[Task directions]
Write only the number of lines in the records beneath that hold "value".

# Dataset excerpts start

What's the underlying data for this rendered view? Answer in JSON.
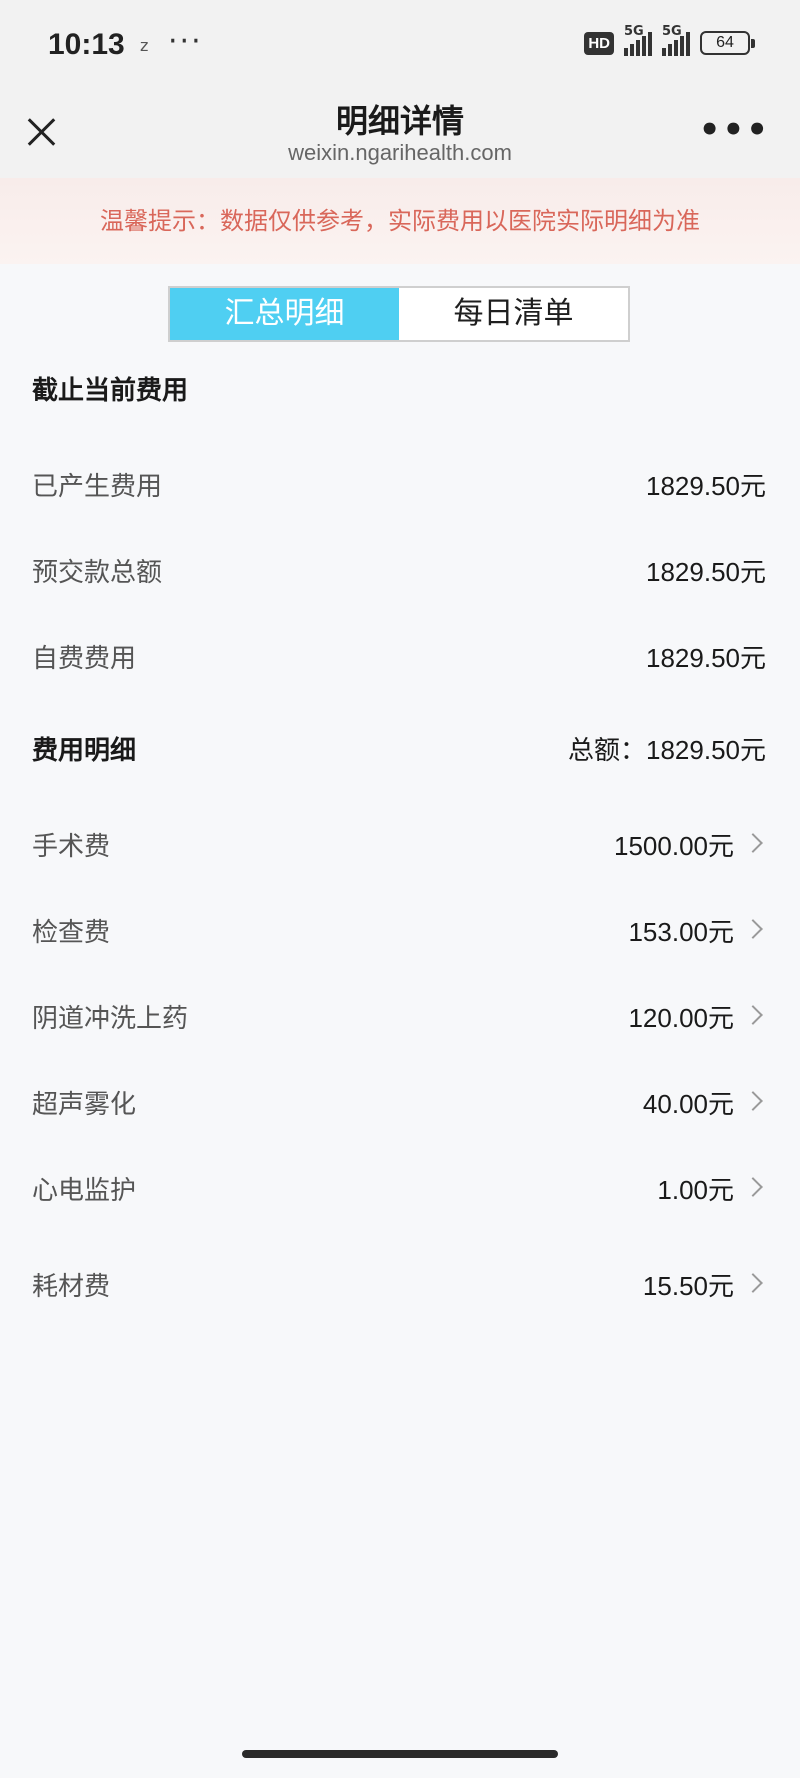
{
  "status_bar": {
    "time": "10:13",
    "z_glyph": "z",
    "dots": "···",
    "hd_label": "HD",
    "signal1_label": "5G",
    "signal2_label": "5G",
    "battery": "64"
  },
  "nav": {
    "title": "明细详情",
    "subtitle": "weixin.ngarihealth.com",
    "more": "•••"
  },
  "notice": {
    "text": "温馨提示：数据仅供参考，实际费用以医院实际明细为准",
    "color": "#d9675a"
  },
  "tabs": [
    {
      "label": "汇总明细",
      "active": true
    },
    {
      "label": "每日清单",
      "active": false
    }
  ],
  "summary": {
    "title": "截止当前费用",
    "rows": [
      {
        "label": "已产生费用",
        "value": "1829.50元"
      },
      {
        "label": "预交款总额",
        "value": "1829.50元"
      },
      {
        "label": "自费费用",
        "value": "1829.50元"
      }
    ]
  },
  "details": {
    "title": "费用明细",
    "total": "总额：1829.50元",
    "rows": [
      {
        "label": "手术费",
        "value": "1500.00元"
      },
      {
        "label": "检查费",
        "value": "153.00元"
      },
      {
        "label": "阴道冲洗上药",
        "value": "120.00元"
      },
      {
        "label": "超声雾化",
        "value": "40.00元"
      },
      {
        "label": "心电监护",
        "value": "1.00元"
      },
      {
        "label": "耗材费",
        "value": "15.50元"
      }
    ]
  },
  "colors": {
    "accent": "#4fcff2",
    "background": "#f7f8fa"
  }
}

# Dataset excerpts end

[Reply to the exercise]
9